WHAT THIS TASK INVOLVES - Would you output the whole listing below, exactly as it reads?

* start THE RECORDS *

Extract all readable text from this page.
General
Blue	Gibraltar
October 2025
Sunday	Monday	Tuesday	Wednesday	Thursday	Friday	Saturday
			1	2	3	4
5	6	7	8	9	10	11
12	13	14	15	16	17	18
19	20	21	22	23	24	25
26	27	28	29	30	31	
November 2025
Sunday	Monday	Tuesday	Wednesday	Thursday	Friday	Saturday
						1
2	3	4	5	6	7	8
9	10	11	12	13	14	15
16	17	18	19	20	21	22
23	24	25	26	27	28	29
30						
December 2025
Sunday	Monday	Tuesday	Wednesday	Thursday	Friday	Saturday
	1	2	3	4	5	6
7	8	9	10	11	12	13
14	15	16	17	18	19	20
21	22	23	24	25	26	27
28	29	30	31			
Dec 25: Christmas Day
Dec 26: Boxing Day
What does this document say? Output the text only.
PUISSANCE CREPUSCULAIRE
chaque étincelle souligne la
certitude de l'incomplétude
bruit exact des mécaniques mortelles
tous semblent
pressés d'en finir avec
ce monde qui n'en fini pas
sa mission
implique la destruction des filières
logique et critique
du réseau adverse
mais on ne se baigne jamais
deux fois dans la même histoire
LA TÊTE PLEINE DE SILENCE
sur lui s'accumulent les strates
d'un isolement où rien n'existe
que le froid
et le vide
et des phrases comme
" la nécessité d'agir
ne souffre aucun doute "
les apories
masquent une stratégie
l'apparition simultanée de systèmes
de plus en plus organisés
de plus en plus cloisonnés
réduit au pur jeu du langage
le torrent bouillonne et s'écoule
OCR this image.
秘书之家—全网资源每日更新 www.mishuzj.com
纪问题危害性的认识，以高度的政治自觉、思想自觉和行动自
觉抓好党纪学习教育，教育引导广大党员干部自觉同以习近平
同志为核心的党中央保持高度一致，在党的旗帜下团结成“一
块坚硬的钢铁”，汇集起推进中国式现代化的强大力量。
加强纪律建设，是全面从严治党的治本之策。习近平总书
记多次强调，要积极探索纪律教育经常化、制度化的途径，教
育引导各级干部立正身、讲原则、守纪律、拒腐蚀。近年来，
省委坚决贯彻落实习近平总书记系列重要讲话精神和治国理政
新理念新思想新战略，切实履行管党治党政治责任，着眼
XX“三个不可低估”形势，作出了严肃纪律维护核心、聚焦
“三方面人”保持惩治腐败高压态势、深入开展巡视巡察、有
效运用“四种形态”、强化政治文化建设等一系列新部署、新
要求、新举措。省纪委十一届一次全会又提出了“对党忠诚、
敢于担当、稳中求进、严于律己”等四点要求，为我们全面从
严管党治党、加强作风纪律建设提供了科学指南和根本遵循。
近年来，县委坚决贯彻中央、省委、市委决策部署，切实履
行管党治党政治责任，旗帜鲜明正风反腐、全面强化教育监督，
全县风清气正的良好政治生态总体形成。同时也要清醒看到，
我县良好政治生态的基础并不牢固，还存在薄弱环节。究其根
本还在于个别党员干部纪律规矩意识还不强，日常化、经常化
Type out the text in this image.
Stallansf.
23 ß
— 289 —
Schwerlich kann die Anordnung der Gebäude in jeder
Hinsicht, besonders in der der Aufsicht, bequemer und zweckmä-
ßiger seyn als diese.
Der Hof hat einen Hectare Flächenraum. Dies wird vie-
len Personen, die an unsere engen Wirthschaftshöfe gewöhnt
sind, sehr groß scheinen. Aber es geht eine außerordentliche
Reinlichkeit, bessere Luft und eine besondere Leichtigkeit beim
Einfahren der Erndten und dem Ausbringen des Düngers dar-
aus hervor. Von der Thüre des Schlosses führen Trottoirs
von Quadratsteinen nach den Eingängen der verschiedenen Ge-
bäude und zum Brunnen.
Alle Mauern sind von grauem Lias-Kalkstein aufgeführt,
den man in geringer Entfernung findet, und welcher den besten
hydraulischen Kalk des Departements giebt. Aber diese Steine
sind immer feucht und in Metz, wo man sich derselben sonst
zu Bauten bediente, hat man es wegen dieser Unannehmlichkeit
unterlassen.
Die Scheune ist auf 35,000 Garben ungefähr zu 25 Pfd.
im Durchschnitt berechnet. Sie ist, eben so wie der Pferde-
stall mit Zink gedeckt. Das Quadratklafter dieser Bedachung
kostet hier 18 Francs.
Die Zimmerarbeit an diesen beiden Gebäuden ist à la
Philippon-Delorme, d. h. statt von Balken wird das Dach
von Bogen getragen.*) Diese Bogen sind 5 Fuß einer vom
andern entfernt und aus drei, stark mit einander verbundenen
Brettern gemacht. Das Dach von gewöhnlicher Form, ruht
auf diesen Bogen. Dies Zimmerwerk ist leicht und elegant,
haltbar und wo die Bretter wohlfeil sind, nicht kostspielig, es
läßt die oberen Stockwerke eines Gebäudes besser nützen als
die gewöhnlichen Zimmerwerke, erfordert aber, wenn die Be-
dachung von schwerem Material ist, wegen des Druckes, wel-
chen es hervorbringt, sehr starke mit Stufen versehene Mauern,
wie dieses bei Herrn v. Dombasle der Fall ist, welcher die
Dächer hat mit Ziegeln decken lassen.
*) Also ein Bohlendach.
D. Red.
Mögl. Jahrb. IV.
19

* end THE RECORDS *

TASK OUTPUT -
Extract all readable text from this page.
General
Blue	Gibraltar
October 2025
Sunday	Monday	Tuesday	Wednesday	Thursday	Friday	Saturday
			1	2	3	4
5	6	7	8	9	10	11
12	13	14	15	16	17	18
19	20	21	22	23	24	25
26	27	28	29	30	31	
November 2025
Sunday	Monday	Tuesday	Wednesday	Thursday	Friday	Saturday
						1
2	3	4	5	6	7	8
9	10	11	12	13	14	15
16	17	18	19	20	21	22
23	24	25	26	27	28	29
30						
December 2025
Sunday	Monday	Tuesday	Wednesday	Thursday	Friday	Saturday
	1	2	3	4	5	6
7	8	9	10	11	12	13
14	15	16	17	18	19	20
21	22	23	24	25	26	27
28	29	30	31			
Dec 25: Christmas Day
Dec 26: Boxing Day
What does this document say? Output the text only.
PUISSANCE CREPUSCULAIRE
chaque étincelle souligne la
certitude de l'incomplétude
bruit exact des mécaniques mortelles
tous semblent
pressés d'en finir avec
ce monde qui n'en fini pas
sa mission
implique la destruction des filières
logique et critique
du réseau adverse
mais on ne se baigne jamais
deux fois dans la même histoire
LA TÊTE PLEINE DE SILENCE
sur lui s'accumulent les strates
d'un isolement où rien n'existe
que le froid
et le vide
et des phrases comme
" la nécessité d'agir
ne souffre aucun doute "
les apories
masquent une stratégie
l'apparition simultanée de systèmes
de plus en plus organisés
de plus en plus cloisonnés
réduit au pur jeu du langage
le torrent bouillonne et s'écoule
OCR this image.
秘书之家—全网资源每日更新 www.mishuzj.com
纪问题危害性的认识，以高度的政治自觉、思想自觉和行动自
觉抓好党纪学习教育，教育引导广大党员干部自觉同以习近平
同志为核心的党中央保持高度一致，在党的旗帜下团结成“一
块坚硬的钢铁”，汇集起推进中国式现代化的强大力量。
加强纪律建设，是全面从严治党的治本之策。习近平总书
记多次强调，要积极探索纪律教育经常化、制度化的途径，教
育引导各级干部立正身、讲原则、守纪律、拒腐蚀。近年来，
省委坚决贯彻落实习近平总书记系列重要讲话精神和治国理政
新理念新思想新战略，切实履行管党治党政治责任，着眼
XX“三个不可低估”形势，作出了严肃纪律维护核心、聚焦
“三方面人”保持惩治腐败高压态势、深入开展巡视巡察、有
效运用“四种形态”、强化政治文化建设等一系列新部署、新
要求、新举措。省纪委十一届一次全会又提出了“对党忠诚、
敢于担当、稳中求进、严于律己”等四点要求，为我们全面从
严管党治党、加强作风纪律建设提供了科学指南和根本遵循。
近年来，县委坚决贯彻中央、省委、市委决策部署，切实履
行管党治党政治责任，旗帜鲜明正风反腐、全面强化教育监督，
全县风清气正的良好政治生态总体形成。同时也要清醒看到，
我县良好政治生态的基础并不牢固，还存在薄弱环节。究其根
本还在于个别党员干部纪律规矩意识还不强，日常化、经常化
Type out the text in this image.
Stallansf.
23 ß
— 289 —
Schwerlich kann die Anordnung der Gebäude in jeder
Hinsicht, besonders in der der Aufsicht, bequemer und zweckmä-
ßiger seyn als diese.
Der Hof hat einen Hectare Flächenraum. Dies wird vie-
len Personen, die an unsere engen Wirthschaftshöfe gewöhnt
sind, sehr groß scheinen. Aber es geht eine außerordentliche
Reinlichkeit, bessere Luft und eine besondere Leichtigkeit beim
Einfahren der Erndten und dem Ausbringen des Düngers dar-
aus hervor. Von der Thüre des Schlosses führen Trottoirs
von Quadratsteinen nach den Eingängen der verschiedenen Ge-
bäude und zum Brunnen.
Alle Mauern sind von grauem Lias-Kalkstein aufgeführt,
den man in geringer Entfernung findet, und welcher den besten
hydraulischen Kalk des Departements giebt. Aber diese Steine
sind immer feucht und in Metz, wo man sich derselben sonst
zu Bauten bediente, hat man es wegen dieser Unannehmlichkeit
unterlassen.
Die Scheune ist auf 35,000 Garben ungefähr zu 25 Pfd.
im Durchschnitt berechnet. Sie ist, eben so wie der Pferde-
stall mit Zink gedeckt. Das Quadratklafter dieser Bedachung
kostet hier 18 Francs.
Die Zimmerarbeit an diesen beiden Gebäuden ist à la
Philippon-Delorme, d. h. statt von Balken wird das Dach
von Bogen getragen.*) Diese Bogen sind 5 Fuß einer vom
andern entfernt und aus drei, stark mit einander verbundenen
Brettern gemacht. Das Dach von gewöhnlicher Form, ruht
auf diesen Bogen. Dies Zimmerwerk ist leicht und elegant,
haltbar und wo die Bretter wohlfeil sind, nicht kostspielig, es
läßt die oberen Stockwerke eines Gebäudes besser nützen als
die gewöhnlichen Zimmerwerke, erfordert aber, wenn die Be-
dachung von schwerem Material ist, wegen des Druckes, wel-
chen es hervorbringt, sehr starke mit Stufen versehene Mauern,
wie dieses bei Herrn v. Dombasle der Fall ist, welcher die
Dächer hat mit Ziegeln decken lassen.
*) Also ein Bohlendach.
D. Red.
Mögl. Jahrb. IV.
19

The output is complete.